Exercise task 1:
Decide whether each statement below agrees with the football blog post, answering yes or no and quoting the words of the post that settle it: (a) Nine Derby players were caught offside. (b) The writer traveled to the game alone. (c) The writer's shift at work before kick-off lasted four hours.

Source text:
** begin **

Monthly Archives: January 2013
The training grounds of 21st century football clubs are pretty sophisticated places. Tactics are discussed in minute detail, set pieces practised with monotonous repetition and every player knows his role in the team. An army of fitness coaches, nutritionists, doctors and any number of ‘consultants’ are always on hand to make sure the team walking onto the pitch every week, are as well prepared as humanly possible.
How refreshing then, to see Albion cement victory on Saturday with a move straight from the dresssing rooms of the local rec. After a night of pints, shorts, kebabs and (if they are lucky) passion, park pitches up and down the country are buzzing with what to do in the upcoming game. Apart from making sure last night’s doner with extra chilli sauce doesn’t end up on the centre forward’s boot of course! From Community pitches to our own Community Stadium, the gap between the two worlds was bridged in amazing, hilariously spectacular fashion.
In the last minute of added time, Derby were given a free kick just inside their own half and as their keeper strode up to take it, we held our breath. 60 minutes of glorious tippy tappy and 30 minutes of increasingly nervous defending was possibly about to be undone by a final act of hoofball. Suddenly, our feelings of trepidation were replaced by the uncontrollable urge to laugh out loud, REALLY load. Just as the ball was kicked, the entire Albion team stepped up, leaving no less than NINE Derby players offside. After a nervous couple of seconds waiting for the linesman to acknowledge this tactical master-stroke, the ref duly blew his whistle and we heaved a collective sigh of relief. It was all over and our perfect start to the year had continued. But what of the previous 92 minutes?
Saturday kick-offs for me, start with a 4 hour shift at work. The usual banter with colleagues centred on the day’s games and their importance to each of them. Most of them are Saints fans, but there is the usual smattering of United, City, Liverpool, Chelsea and Arsenal. I was quietly confident about our game, but not massively so – this is Brighton & Hove Albion we are talking about!
I left at 11.30 in the company of my daughter for her second game of the season. It was rodding down with rain and bloody freezing so my new lucky pants (clean, and with a 100% record so far) were covered with thermal long-johns and layers. It’s all about layers as my Mum used to tell me. It’s funny how, as you get older, stuff you scoffed at as a teenager, starts to make perfect sense!
We get the train from Barnham. This works smoothly and apart from a couple of timetabling issues last season, has served us well – a pretty stress-free way of getting to Falmer.

** end **

Records for the exercise:

** begin **

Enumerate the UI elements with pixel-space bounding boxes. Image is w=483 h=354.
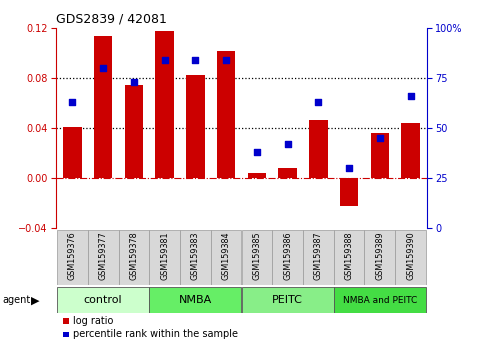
Text: GSM159387: GSM159387 [314, 232, 323, 280]
Bar [242, 230, 272, 285]
Text: GSM159389: GSM159389 [375, 232, 384, 280]
Text: ▶: ▶ [31, 295, 40, 305]
Point [99, 65, 107, 71]
Text: GSM159383: GSM159383 [191, 232, 200, 280]
Bar [303, 230, 334, 285]
Point [284, 142, 291, 147]
Bar [309, 120, 327, 178]
Bar [63, 127, 82, 178]
Text: NMBA: NMBA [179, 295, 212, 305]
Bar [118, 230, 149, 285]
Bar [57, 230, 88, 285]
Point [345, 166, 353, 171]
Text: GSM159388: GSM159388 [344, 232, 354, 280]
Bar [149, 287, 242, 313]
Bar [94, 36, 113, 178]
Bar [242, 287, 334, 313]
Bar [365, 230, 395, 285]
Bar [395, 230, 426, 285]
Bar [340, 178, 358, 206]
Bar [156, 31, 174, 178]
Text: log ratio: log ratio [73, 316, 114, 326]
Text: GSM159381: GSM159381 [160, 232, 169, 280]
Text: GSM159385: GSM159385 [253, 232, 261, 280]
Bar [334, 287, 426, 313]
Bar [370, 133, 389, 178]
Text: GSM159386: GSM159386 [283, 232, 292, 280]
Point [314, 99, 322, 105]
Text: GSM159384: GSM159384 [222, 232, 230, 280]
Bar [272, 230, 303, 285]
Point [192, 57, 199, 63]
Point [222, 57, 230, 63]
Text: PEITC: PEITC [272, 295, 303, 305]
Bar [248, 173, 266, 178]
Text: percentile rank within the sample: percentile rank within the sample [73, 330, 239, 339]
Text: GSM159378: GSM159378 [129, 232, 139, 280]
Text: GSM159377: GSM159377 [99, 232, 108, 280]
Bar [186, 75, 205, 178]
Point [69, 99, 76, 105]
Text: control: control [84, 295, 123, 305]
Text: GSM159376: GSM159376 [68, 232, 77, 280]
Point [161, 57, 169, 63]
Bar [125, 85, 143, 178]
Bar [278, 169, 297, 178]
Bar [217, 51, 235, 178]
Point [253, 149, 261, 155]
Bar [180, 230, 211, 285]
Text: NMBA and PEITC: NMBA and PEITC [343, 296, 417, 304]
Bar [149, 230, 180, 285]
Bar [401, 123, 420, 178]
Text: GSM159390: GSM159390 [406, 232, 415, 280]
Point [376, 136, 384, 141]
Bar [334, 230, 365, 285]
Text: GDS2839 / 42081: GDS2839 / 42081 [56, 13, 167, 26]
Bar [211, 230, 242, 285]
Text: agent: agent [2, 295, 30, 305]
Bar [57, 287, 149, 313]
Bar [88, 230, 118, 285]
Point [407, 93, 414, 99]
Point [130, 80, 138, 85]
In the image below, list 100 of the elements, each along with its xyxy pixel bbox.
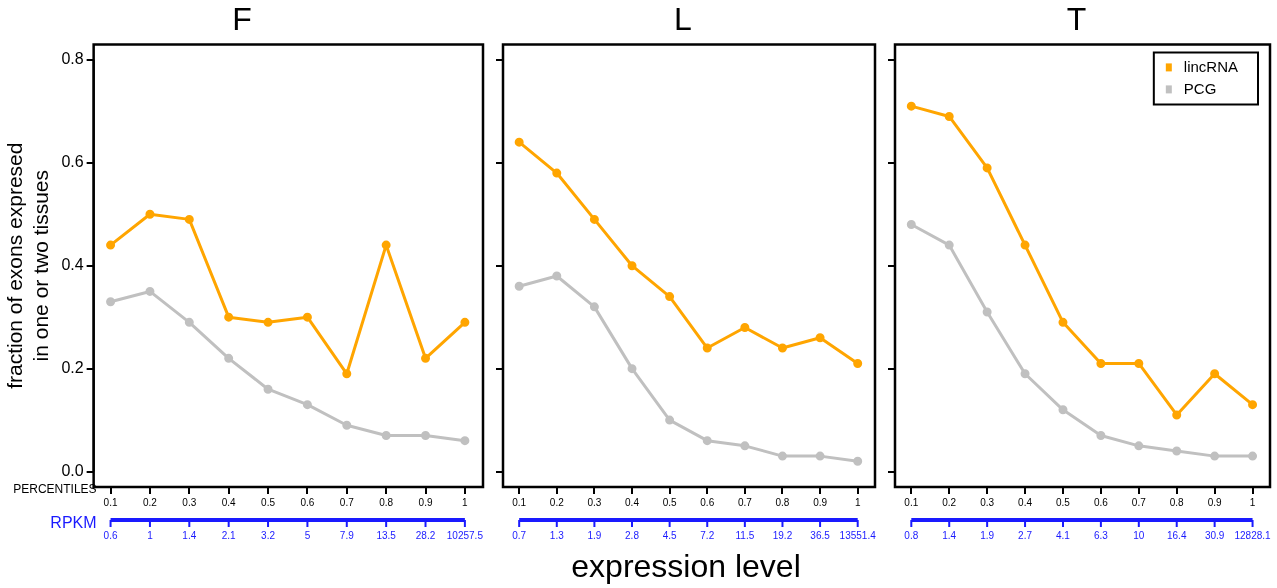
x-tick-label: 0.4 xyxy=(625,496,640,508)
y-tick-label: 0.8 xyxy=(61,50,84,68)
point xyxy=(514,137,524,147)
text: 2.8 xyxy=(625,529,640,541)
point xyxy=(1134,441,1144,451)
text: 4.1 xyxy=(1056,529,1071,541)
point xyxy=(1248,451,1258,461)
point xyxy=(982,307,992,317)
point xyxy=(589,214,599,224)
point xyxy=(815,333,825,343)
point xyxy=(1248,400,1258,410)
text: 12828.1 xyxy=(1234,529,1272,541)
point xyxy=(184,317,194,327)
point xyxy=(552,271,562,281)
point xyxy=(514,281,524,291)
point xyxy=(944,240,954,250)
x2-axis-title: RPKM xyxy=(50,514,97,532)
point xyxy=(1096,431,1106,441)
point xyxy=(184,214,194,224)
text: 1.4 xyxy=(942,529,957,541)
point xyxy=(342,369,352,379)
x-tick-label: 1 xyxy=(1249,496,1256,508)
x-tick-label: 0.9 xyxy=(1207,496,1223,508)
x-tick-label: 0.4 xyxy=(1018,496,1033,508)
point xyxy=(982,163,992,173)
x-tick-label: 0.2 xyxy=(549,496,565,508)
point xyxy=(853,456,863,466)
point xyxy=(106,240,116,250)
x-tick-label: 0.5 xyxy=(261,496,276,508)
text: 13.5 xyxy=(376,529,397,541)
point xyxy=(302,312,312,322)
text: 0.8 xyxy=(904,529,919,541)
point xyxy=(421,353,431,363)
x-tick-label: 0.1 xyxy=(512,496,527,508)
text: 1 xyxy=(147,529,154,541)
x-tick-label: 0.4 xyxy=(221,496,237,508)
point xyxy=(342,420,352,430)
text: 1.9 xyxy=(980,529,995,541)
point xyxy=(589,302,599,312)
point xyxy=(627,261,637,271)
x-tick-label: 0.3 xyxy=(587,496,602,508)
point xyxy=(1172,446,1182,456)
text: 16.4 xyxy=(1166,529,1187,541)
point xyxy=(777,343,787,353)
x-tick-label: 0.3 xyxy=(182,496,197,508)
point xyxy=(1058,317,1068,327)
point xyxy=(665,415,675,425)
chart-title: L xyxy=(674,1,692,38)
point xyxy=(381,240,391,250)
text: 0.6 xyxy=(103,529,118,541)
point xyxy=(777,451,787,461)
x-tick-label: 0.6 xyxy=(1093,496,1109,508)
point xyxy=(460,436,470,446)
point xyxy=(1020,240,1030,250)
y-tick-label: 0.6 xyxy=(61,153,84,171)
x-tick-label: 0.3 xyxy=(980,496,995,508)
text: 19.2 xyxy=(772,529,793,541)
point xyxy=(740,441,750,451)
point xyxy=(552,168,562,178)
point xyxy=(944,111,954,121)
text: 28.2 xyxy=(415,529,436,541)
x-tick-label: 0.9 xyxy=(418,496,433,508)
text: 36.5 xyxy=(810,529,831,541)
text: expression level xyxy=(571,547,801,584)
chart-title: T xyxy=(1066,1,1087,38)
x-tick-label: 0.7 xyxy=(1131,496,1147,508)
point xyxy=(665,292,675,302)
point xyxy=(1058,405,1068,415)
text: 5 xyxy=(304,529,311,541)
point xyxy=(145,209,155,219)
text: 2.7 xyxy=(1018,529,1033,541)
point xyxy=(302,400,312,410)
text: 6.3 xyxy=(1093,529,1109,541)
x-tick-label: 0.2 xyxy=(942,496,957,508)
x-tick-label: 0.8 xyxy=(379,496,394,508)
point xyxy=(263,384,273,394)
x-tick-label: 0.6 xyxy=(700,496,715,508)
point xyxy=(740,322,750,332)
x-axis-title: PERCENTILES xyxy=(13,482,97,497)
point xyxy=(1020,369,1030,379)
point xyxy=(460,317,470,327)
point xyxy=(906,220,916,230)
point xyxy=(815,451,825,461)
point xyxy=(263,317,273,327)
point xyxy=(1210,451,1220,461)
text: 1.9 xyxy=(587,529,602,541)
text: 1.4 xyxy=(182,529,197,541)
text: 7.2 xyxy=(700,529,715,541)
x-tick-label: 0.6 xyxy=(300,496,315,508)
point xyxy=(1172,410,1182,420)
x-tick-label: 0.7 xyxy=(339,496,355,508)
x-tick-label: 0.8 xyxy=(775,496,790,508)
x-tick-label: 0.1 xyxy=(103,496,118,508)
point xyxy=(702,343,712,353)
x-tick-label: 0.5 xyxy=(1056,496,1071,508)
point xyxy=(853,358,863,368)
x-tick-label: 0.9 xyxy=(813,496,828,508)
point xyxy=(702,436,712,446)
text: 13551.4 xyxy=(839,529,877,541)
x-tick-label: 0.8 xyxy=(1169,496,1185,508)
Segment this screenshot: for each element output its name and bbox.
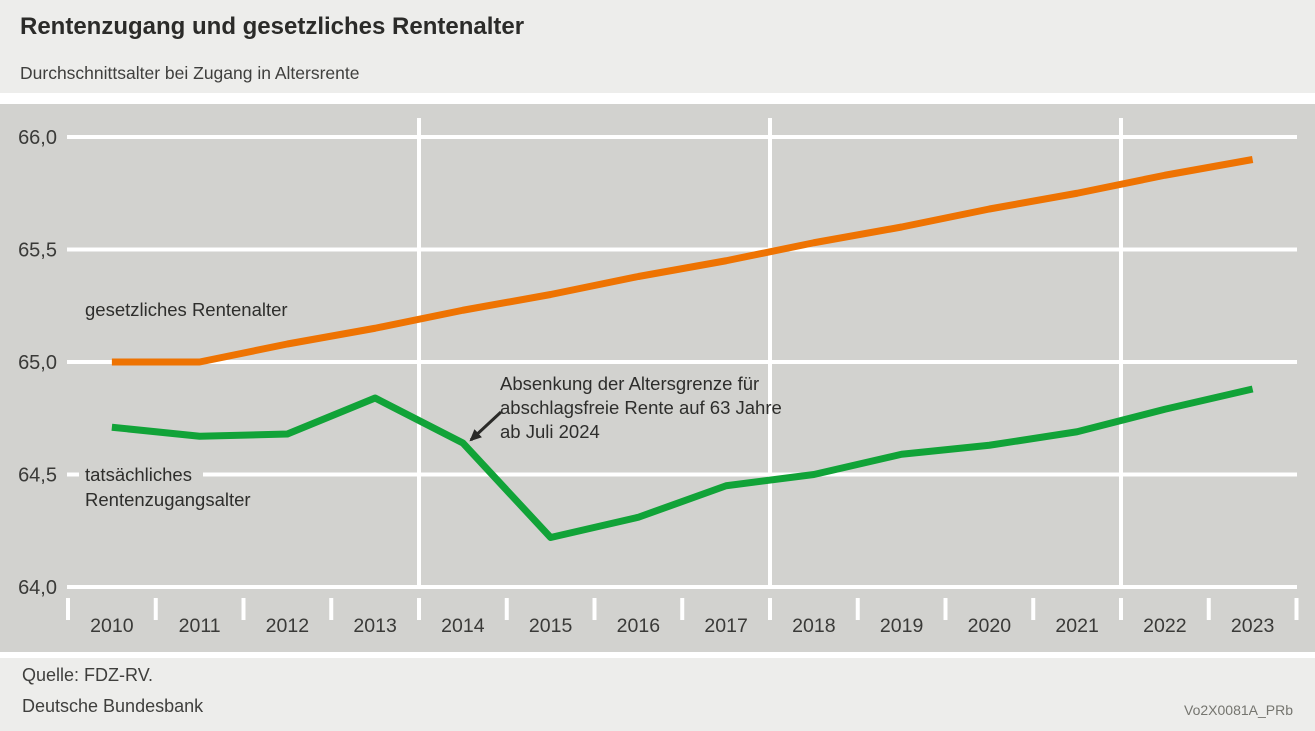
chart-header-band: Rentenzugang und gesetzliches Rentenalte…	[0, 0, 1315, 93]
annotation-text: ab Juli 2024	[500, 421, 600, 442]
series-label-actual: Rentenzugangsalter	[85, 489, 251, 510]
institution-name: Deutsche Bundesbank	[22, 696, 204, 716]
y-axis-label: 64,5	[18, 465, 57, 487]
x-axis-label: 2019	[880, 615, 923, 637]
series-label-actual: tatsächliches	[85, 464, 192, 485]
y-axis-label: 66,0	[18, 127, 57, 149]
series-label-statutory: gesetzliches Rentenalter	[85, 299, 288, 320]
chart-title: Rentenzugang und gesetzliches Rentenalte…	[20, 13, 525, 40]
y-axis-label: 65,0	[18, 352, 57, 374]
x-axis-label: 2017	[704, 615, 747, 637]
x-axis-label: 2018	[792, 615, 835, 637]
chart-subtitle: Durchschnittsalter bei Zugang in Altersr…	[20, 63, 360, 83]
annotation-text: Absenkung der Altersgrenze für	[500, 373, 759, 394]
source-note: Quelle: FDZ-RV.	[22, 665, 154, 685]
y-axis-label: 65,5	[18, 240, 57, 262]
chart-plot-region: 66,0 65,5 65,0 64,5 64,0 2010 2011 2012 2013 2014…	[0, 104, 1315, 652]
x-axis-label: 2016	[617, 615, 660, 637]
x-axis-label: 2022	[1143, 615, 1186, 637]
x-axis-label: 2023	[1231, 615, 1274, 637]
annotation-text: abschlagsfreie Rente auf 63 Jahre	[500, 397, 782, 418]
chart-footer-band: Quelle: FDZ-RV. Deutsche Bundesbank Vo2X…	[0, 658, 1315, 731]
annotation-arrow	[469, 410, 503, 442]
chart-code: Vo2X0081A_PRb	[1184, 702, 1293, 718]
actual-age-line	[111, 385, 1254, 541]
x-axis-label: 2015	[529, 615, 573, 637]
series-label-mask	[79, 464, 203, 486]
x-axis-label: 2011	[179, 615, 221, 637]
x-axis-label: 2010	[90, 615, 134, 637]
x-axis-label: 2021	[1055, 615, 1098, 637]
statutory-age-line	[111, 156, 1254, 366]
x-axis-label: 2014	[441, 615, 485, 637]
x-axis-label: 2013	[353, 615, 396, 637]
x-axis-label: 2020	[968, 615, 1012, 637]
line-chart: 66,0 65,5 65,0 64,5 64,0 2010 2011 2012 2013 2014…	[18, 118, 1299, 637]
x-axis-label: 2012	[266, 615, 309, 637]
y-axis-label: 64,0	[18, 577, 57, 599]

** end **

Exercise task 2:
From the records, return word for word every line starting at the one that contains "chart-header-band: Rentenzugang und" and ending at the one that contains "615, 221, 637]", both included.

Task result 1:
(a) Yes: "leaving no less than NINE Derby players offside."
(b) No: "I left at 11.30 in the company of my daughter for her second game of the season."
(c) Yes: "Saturday kick-offs for me, start with a 4 hour shift at work."

Task result 2:
chart-header-band: Rentenzugang und gesetzliches Rentenalte…	[0, 0, 1315, 93]
annotation-text: ab Juli 2024	[500, 421, 600, 442]
series-label-actual: Rentenzugangsalter	[85, 489, 251, 510]
institution-name: Deutsche Bundesbank	[22, 696, 204, 716]
y-axis-label: 64,5	[18, 465, 57, 487]
x-axis-label: 2019	[880, 615, 923, 637]
series-label-actual: tatsächliches	[85, 464, 192, 485]
y-axis-label: 66,0	[18, 127, 57, 149]
series-label-statutory: gesetzliches Rentenalter	[85, 299, 288, 320]
chart-title: Rentenzugang und gesetzliches Rentenalte…	[20, 13, 525, 40]
y-axis-label: 65,0	[18, 352, 57, 374]
x-axis-label: 2017	[704, 615, 747, 637]
x-axis-label: 2018	[792, 615, 835, 637]
chart-subtitle: Durchschnittsalter bei Zugang in Altersr…	[20, 63, 360, 83]
annotation-text: Absenkung der Altersgrenze für	[500, 373, 759, 394]
source-note: Quelle: FDZ-RV.	[22, 665, 154, 685]
y-axis-label: 65,5	[18, 240, 57, 262]
chart-plot-region: 66,0 65,5 65,0 64,5 64,0 2010 2011 2012 2013 2014…	[0, 104, 1315, 652]
x-axis-label: 2016	[617, 615, 660, 637]
x-axis-label: 2022	[1143, 615, 1186, 637]
x-axis-label: 2023	[1231, 615, 1274, 637]
annotation-text: abschlagsfreie Rente auf 63 Jahre	[500, 397, 782, 418]
chart-footer-band: Quelle: FDZ-RV. Deutsche Bundesbank Vo2X…	[0, 658, 1315, 731]
annotation-arrow	[469, 410, 503, 442]
chart-code: Vo2X0081A_PRb	[1184, 702, 1293, 718]
actual-age-line	[111, 385, 1254, 541]
x-axis-label: 2015	[529, 615, 573, 637]
series-label-mask	[79, 464, 203, 486]
x-axis-label: 2011	[179, 615, 221, 637]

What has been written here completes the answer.